# WHAT THE TASK REQUIRES
Repeat the material exactly as it appears.

# DATA SUPPLIED

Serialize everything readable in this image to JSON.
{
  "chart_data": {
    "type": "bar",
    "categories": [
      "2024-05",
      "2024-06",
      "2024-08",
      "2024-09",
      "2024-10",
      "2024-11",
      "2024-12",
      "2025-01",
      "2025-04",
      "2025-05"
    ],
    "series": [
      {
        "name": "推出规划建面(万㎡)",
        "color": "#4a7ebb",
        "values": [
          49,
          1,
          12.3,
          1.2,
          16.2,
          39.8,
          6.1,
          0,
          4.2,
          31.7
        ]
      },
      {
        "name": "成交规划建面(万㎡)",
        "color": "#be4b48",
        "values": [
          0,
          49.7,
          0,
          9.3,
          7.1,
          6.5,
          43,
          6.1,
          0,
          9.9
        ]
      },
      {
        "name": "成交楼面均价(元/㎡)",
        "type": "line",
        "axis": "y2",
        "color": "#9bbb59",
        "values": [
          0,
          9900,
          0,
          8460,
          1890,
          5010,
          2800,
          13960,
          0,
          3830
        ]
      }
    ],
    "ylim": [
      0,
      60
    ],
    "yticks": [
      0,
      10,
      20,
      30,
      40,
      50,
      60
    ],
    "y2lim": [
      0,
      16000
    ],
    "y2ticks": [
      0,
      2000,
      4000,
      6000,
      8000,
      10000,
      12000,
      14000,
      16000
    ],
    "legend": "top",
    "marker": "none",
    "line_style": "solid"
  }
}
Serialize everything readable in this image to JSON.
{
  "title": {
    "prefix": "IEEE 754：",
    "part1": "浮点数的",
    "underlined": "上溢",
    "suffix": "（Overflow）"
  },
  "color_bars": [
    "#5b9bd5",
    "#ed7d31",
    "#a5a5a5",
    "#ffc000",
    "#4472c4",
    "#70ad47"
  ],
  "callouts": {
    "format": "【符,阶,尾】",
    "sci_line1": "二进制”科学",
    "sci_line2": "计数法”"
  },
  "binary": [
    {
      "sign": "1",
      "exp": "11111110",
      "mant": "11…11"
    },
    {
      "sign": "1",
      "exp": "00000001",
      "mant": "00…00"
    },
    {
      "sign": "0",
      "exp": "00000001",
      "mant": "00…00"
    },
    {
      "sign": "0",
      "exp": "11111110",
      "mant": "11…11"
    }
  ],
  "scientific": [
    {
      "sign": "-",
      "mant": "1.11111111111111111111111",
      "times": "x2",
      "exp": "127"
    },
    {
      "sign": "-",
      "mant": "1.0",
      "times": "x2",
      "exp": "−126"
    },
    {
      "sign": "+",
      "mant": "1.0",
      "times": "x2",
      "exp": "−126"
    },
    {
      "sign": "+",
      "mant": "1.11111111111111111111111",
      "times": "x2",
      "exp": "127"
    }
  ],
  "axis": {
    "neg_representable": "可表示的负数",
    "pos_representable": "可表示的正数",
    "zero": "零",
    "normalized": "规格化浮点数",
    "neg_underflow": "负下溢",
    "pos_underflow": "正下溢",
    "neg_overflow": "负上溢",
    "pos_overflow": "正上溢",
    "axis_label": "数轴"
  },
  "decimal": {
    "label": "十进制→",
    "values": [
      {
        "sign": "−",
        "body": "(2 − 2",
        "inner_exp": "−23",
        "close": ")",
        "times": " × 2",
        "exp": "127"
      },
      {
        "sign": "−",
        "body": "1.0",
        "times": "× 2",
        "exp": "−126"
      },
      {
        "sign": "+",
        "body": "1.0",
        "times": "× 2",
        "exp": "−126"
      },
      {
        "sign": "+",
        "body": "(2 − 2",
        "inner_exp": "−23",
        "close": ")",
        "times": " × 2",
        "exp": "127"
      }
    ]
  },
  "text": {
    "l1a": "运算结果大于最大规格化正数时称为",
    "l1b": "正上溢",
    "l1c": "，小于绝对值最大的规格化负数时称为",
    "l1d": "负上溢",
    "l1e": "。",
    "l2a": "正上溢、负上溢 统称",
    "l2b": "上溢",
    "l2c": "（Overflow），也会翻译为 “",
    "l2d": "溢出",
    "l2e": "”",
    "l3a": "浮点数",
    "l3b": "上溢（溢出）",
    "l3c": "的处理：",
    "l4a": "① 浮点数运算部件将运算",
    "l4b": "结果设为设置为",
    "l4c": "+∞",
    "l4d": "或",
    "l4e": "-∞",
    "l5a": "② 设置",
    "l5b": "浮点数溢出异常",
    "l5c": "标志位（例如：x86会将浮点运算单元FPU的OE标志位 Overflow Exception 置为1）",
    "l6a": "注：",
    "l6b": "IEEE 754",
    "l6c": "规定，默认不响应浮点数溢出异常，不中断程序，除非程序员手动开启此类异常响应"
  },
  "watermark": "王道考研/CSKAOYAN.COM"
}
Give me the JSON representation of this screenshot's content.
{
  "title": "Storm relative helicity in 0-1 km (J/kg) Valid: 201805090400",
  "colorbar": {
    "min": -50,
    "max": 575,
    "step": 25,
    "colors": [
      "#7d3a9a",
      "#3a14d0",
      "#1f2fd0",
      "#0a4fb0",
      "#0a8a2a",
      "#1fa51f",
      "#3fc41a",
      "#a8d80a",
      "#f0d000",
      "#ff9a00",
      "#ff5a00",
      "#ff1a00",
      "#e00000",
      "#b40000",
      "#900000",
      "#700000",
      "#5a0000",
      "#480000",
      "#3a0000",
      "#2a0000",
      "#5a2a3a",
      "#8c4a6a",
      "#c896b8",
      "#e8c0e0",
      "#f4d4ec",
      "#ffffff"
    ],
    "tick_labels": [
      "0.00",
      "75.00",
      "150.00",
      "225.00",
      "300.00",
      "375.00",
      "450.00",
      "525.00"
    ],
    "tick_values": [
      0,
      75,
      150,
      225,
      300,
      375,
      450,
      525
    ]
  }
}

# OUTPUT OF THE TASK
Serialize everything readable in this image to JSON.
{
  "chart_data": {
    "type": "bar",
    "categories": [
      "2024-05",
      "2024-06",
      "2024-08",
      "2024-09",
      "2024-10",
      "2024-11",
      "2024-12",
      "2025-01",
      "2025-04",
      "2025-05"
    ],
    "series": [
      {
        "name": "推出规划建面(万㎡)",
        "color": "#4a7ebb",
        "values": [
          49,
          1,
          12.3,
          1.2,
          16.2,
          39.8,
          6.1,
          0,
          4.2,
          31.7
        ]
      },
      {
        "name": "成交规划建面(万㎡)",
        "color": "#be4b48",
        "values": [
          0,
          49.7,
          0,
          9.3,
          7.1,
          6.5,
          43,
          6.1,
          0,
          9.9
        ]
      },
      {
        "name": "成交楼面均价(元/㎡)",
        "type": "line",
        "axis": "y2",
        "color": "#9bbb59",
        "values": [
          0,
          9900,
          0,
          8460,
          1890,
          5010,
          2800,
          13960,
          0,
          3830
        ]
      }
    ],
    "ylim": [
      0,
      60
    ],
    "yticks": [
      0,
      10,
      20,
      30,
      40,
      50,
      60
    ],
    "y2lim": [
      0,
      16000
    ],
    "y2ticks": [
      0,
      2000,
      4000,
      6000,
      8000,
      10000,
      12000,
      14000,
      16000
    ],
    "legend": "top",
    "marker": "none",
    "line_style": "solid"
  }
}
Serialize everything readable in this image to JSON.
{
  "title": {
    "prefix": "IEEE 754：",
    "part1": "浮点数的",
    "underlined": "上溢",
    "suffix": "（Overflow）"
  },
  "color_bars": [
    "#5b9bd5",
    "#ed7d31",
    "#a5a5a5",
    "#ffc000",
    "#4472c4",
    "#70ad47"
  ],
  "callouts": {
    "format": "【符,阶,尾】",
    "sci_line1": "二进制”科学",
    "sci_line2": "计数法”"
  },
  "binary": [
    {
      "sign": "1",
      "exp": "11111110",
      "mant": "11…11"
    },
    {
      "sign": "1",
      "exp": "00000001",
      "mant": "00…00"
    },
    {
      "sign": "0",
      "exp": "00000001",
      "mant": "00…00"
    },
    {
      "sign": "0",
      "exp": "11111110",
      "mant": "11…11"
    }
  ],
  "scientific": [
    {
      "sign": "-",
      "mant": "1.11111111111111111111111",
      "times": "x2",
      "exp": "127"
    },
    {
      "sign": "-",
      "mant": "1.0",
      "times": "x2",
      "exp": "−126"
    },
    {
      "sign": "+",
      "mant": "1.0",
      "times": "x2",
      "exp": "−126"
    },
    {
      "sign": "+",
      "mant": "1.11111111111111111111111",
      "times": "x2",
      "exp": "127"
    }
  ],
  "axis": {
    "neg_representable": "可表示的负数",
    "pos_representable": "可表示的正数",
    "zero": "零",
    "normalized": "规格化浮点数",
    "neg_underflow": "负下溢",
    "pos_underflow": "正下溢",
    "neg_overflow": "负上溢",
    "pos_overflow": "正上溢",
    "axis_label": "数轴"
  },
  "decimal": {
    "label": "十进制→",
    "values": [
      {
        "sign": "−",
        "body": "(2 − 2",
        "inner_exp": "−23",
        "close": ")",
        "times": " × 2",
        "exp": "127"
      },
      {
        "sign": "−",
        "body": "1.0",
        "times": "× 2",
        "exp": "−126"
      },
      {
        "sign": "+",
        "body": "1.0",
        "times": "× 2",
        "exp": "−126"
      },
      {
        "sign": "+",
        "body": "(2 − 2",
        "inner_exp": "−23",
        "close": ")",
        "times": " × 2",
        "exp": "127"
      }
    ]
  },
  "text": {
    "l1a": "运算结果大于最大规格化正数时称为",
    "l1b": "正上溢",
    "l1c": "，小于绝对值最大的规格化负数时称为",
    "l1d": "负上溢",
    "l1e": "。",
    "l2a": "正上溢、负上溢 统称",
    "l2b": "上溢",
    "l2c": "（Overflow），也会翻译为 “",
    "l2d": "溢出",
    "l2e": "”",
    "l3a": "浮点数",
    "l3b": "上溢（溢出）",
    "l3c": "的处理：",
    "l4a": "① 浮点数运算部件将运算",
    "l4b": "结果设为设置为",
    "l4c": "+∞",
    "l4d": "或",
    "l4e": "-∞",
    "l5a": "② 设置",
    "l5b": "浮点数溢出异常",
    "l5c": "标志位（例如：x86会将浮点运算单元FPU的OE标志位 Overflow Exception 置为1）",
    "l6a": "注：",
    "l6b": "IEEE 754",
    "l6c": "规定，默认不响应浮点数溢出异常，不中断程序，除非程序员手动开启此类异常响应"
  },
  "watermark": "王道考研/CSKAOYAN.COM"
}
Give me the JSON representation of this screenshot's content.
{
  "title": "Storm relative helicity in 0-1 km (J/kg) Valid: 201805090400",
  "colorbar": {
    "min": -50,
    "max": 575,
    "step": 25,
    "colors": [
      "#7d3a9a",
      "#3a14d0",
      "#1f2fd0",
      "#0a4fb0",
      "#0a8a2a",
      "#1fa51f",
      "#3fc41a",
      "#a8d80a",
      "#f0d000",
      "#ff9a00",
      "#ff5a00",
      "#ff1a00",
      "#e00000",
      "#b40000",
      "#900000",
      "#700000",
      "#5a0000",
      "#480000",
      "#3a0000",
      "#2a0000",
      "#5a2a3a",
      "#8c4a6a",
      "#c896b8",
      "#e8c0e0",
      "#f4d4ec",
      "#ffffff"
    ],
    "tick_labels": [
      "0.00",
      "75.00",
      "150.00",
      "225.00",
      "300.00",
      "375.00",
      "450.00",
      "525.00"
    ],
    "tick_values": [
      0,
      75,
      150,
      225,
      300,
      375,
      450,
      525
    ]
  }
}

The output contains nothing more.